» GIVEN RECORDS:

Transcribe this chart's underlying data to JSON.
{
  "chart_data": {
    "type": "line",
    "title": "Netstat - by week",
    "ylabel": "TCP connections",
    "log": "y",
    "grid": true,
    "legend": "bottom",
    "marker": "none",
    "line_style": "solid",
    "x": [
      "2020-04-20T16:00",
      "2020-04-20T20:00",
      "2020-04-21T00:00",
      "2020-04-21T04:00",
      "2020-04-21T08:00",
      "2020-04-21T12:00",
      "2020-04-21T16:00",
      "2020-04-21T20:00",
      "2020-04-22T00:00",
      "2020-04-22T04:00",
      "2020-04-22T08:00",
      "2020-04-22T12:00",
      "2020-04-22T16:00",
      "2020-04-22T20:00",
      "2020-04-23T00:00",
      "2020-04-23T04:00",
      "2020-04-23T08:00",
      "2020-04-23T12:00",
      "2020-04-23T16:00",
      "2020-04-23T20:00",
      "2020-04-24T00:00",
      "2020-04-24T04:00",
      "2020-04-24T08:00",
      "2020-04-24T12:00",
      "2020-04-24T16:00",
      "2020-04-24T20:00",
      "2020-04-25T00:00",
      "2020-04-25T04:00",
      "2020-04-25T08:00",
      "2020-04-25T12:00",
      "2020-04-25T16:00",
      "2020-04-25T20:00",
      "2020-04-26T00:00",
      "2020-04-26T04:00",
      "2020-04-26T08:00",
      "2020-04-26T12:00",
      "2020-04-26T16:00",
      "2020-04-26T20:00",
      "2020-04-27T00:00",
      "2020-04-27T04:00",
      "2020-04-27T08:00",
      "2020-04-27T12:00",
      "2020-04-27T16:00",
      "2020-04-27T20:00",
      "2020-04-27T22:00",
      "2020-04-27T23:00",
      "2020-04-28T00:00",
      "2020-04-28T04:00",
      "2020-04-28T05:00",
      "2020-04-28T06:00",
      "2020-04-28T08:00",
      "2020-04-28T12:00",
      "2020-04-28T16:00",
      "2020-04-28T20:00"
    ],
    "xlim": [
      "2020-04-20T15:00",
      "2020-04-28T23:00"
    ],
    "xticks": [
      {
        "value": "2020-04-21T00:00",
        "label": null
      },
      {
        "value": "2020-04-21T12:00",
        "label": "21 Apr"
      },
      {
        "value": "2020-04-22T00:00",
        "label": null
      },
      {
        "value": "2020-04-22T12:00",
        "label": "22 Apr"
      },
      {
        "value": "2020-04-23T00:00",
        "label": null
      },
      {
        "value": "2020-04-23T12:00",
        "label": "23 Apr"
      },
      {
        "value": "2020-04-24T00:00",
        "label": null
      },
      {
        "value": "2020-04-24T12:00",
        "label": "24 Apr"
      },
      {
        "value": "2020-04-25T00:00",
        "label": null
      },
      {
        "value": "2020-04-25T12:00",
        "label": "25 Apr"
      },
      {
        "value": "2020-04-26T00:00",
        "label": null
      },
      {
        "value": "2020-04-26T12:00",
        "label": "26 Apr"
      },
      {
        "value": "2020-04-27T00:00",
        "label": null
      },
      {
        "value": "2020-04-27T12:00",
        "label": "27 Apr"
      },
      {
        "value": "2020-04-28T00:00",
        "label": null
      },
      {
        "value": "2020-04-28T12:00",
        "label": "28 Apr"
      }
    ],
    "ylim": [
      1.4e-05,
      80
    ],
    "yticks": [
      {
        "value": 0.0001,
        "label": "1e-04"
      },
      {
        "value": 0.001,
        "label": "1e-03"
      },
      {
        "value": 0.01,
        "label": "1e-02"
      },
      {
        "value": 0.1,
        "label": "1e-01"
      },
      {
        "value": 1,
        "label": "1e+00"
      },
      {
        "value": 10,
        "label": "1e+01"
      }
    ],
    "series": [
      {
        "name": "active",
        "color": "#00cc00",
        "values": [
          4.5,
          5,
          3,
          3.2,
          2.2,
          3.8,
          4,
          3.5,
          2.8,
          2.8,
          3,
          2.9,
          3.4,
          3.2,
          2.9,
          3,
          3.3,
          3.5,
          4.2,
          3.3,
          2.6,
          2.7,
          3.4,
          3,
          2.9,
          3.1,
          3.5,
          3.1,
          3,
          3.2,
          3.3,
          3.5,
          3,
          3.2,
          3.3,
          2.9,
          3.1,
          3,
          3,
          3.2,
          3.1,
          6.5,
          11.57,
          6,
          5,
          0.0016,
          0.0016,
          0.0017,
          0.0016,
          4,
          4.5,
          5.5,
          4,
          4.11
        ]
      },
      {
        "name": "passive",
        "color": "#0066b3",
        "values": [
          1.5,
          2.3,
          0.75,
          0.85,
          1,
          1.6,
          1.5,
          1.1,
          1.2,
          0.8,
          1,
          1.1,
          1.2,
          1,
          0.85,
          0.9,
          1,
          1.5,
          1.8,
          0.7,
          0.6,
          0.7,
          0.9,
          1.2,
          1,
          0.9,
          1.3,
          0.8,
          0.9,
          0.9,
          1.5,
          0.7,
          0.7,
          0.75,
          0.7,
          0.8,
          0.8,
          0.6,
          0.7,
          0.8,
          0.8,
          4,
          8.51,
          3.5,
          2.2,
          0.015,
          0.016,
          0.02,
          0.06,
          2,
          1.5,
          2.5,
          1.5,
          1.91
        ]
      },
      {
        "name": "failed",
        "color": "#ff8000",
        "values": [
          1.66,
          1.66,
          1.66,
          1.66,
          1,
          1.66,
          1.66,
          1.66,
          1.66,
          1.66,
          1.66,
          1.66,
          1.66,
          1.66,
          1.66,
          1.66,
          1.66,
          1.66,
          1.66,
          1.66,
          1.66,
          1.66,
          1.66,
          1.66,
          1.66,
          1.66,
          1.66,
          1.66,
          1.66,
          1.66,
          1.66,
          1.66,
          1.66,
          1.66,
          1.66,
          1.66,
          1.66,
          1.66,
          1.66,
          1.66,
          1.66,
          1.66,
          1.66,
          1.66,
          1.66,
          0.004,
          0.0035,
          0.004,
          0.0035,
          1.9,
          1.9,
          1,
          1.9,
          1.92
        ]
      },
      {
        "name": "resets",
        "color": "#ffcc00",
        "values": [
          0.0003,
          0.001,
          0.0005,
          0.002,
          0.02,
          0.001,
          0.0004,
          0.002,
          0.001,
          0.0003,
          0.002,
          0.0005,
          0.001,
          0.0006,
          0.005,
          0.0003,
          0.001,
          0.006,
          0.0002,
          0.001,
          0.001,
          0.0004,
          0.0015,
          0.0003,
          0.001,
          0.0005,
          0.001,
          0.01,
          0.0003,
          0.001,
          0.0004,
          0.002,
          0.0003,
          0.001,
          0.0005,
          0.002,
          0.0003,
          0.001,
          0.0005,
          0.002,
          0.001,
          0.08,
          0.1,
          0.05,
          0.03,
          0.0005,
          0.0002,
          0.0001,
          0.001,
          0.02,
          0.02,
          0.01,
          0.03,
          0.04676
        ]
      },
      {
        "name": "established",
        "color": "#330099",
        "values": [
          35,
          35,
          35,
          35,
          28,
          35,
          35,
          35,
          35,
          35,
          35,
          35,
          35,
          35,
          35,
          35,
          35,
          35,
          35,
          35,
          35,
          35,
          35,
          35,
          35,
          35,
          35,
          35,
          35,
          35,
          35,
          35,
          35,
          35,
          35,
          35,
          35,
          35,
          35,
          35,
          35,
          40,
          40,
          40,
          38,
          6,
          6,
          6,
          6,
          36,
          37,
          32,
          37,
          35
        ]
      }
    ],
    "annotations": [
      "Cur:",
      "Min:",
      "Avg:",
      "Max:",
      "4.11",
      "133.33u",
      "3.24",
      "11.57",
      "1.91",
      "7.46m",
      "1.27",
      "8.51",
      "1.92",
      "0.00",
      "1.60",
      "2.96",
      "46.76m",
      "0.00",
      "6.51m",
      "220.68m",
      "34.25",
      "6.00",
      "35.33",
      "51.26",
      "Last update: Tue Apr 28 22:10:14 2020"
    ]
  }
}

» YOUR INSTRUCTIONS:
From the listing, copy every line where the string "color" appears.

» THE RESPONSE:
        "color": "#00cc00",
        "color": "#0066b3",
        "color": "#ff8000",
        "color": "#ffcc00",
        "color": "#330099",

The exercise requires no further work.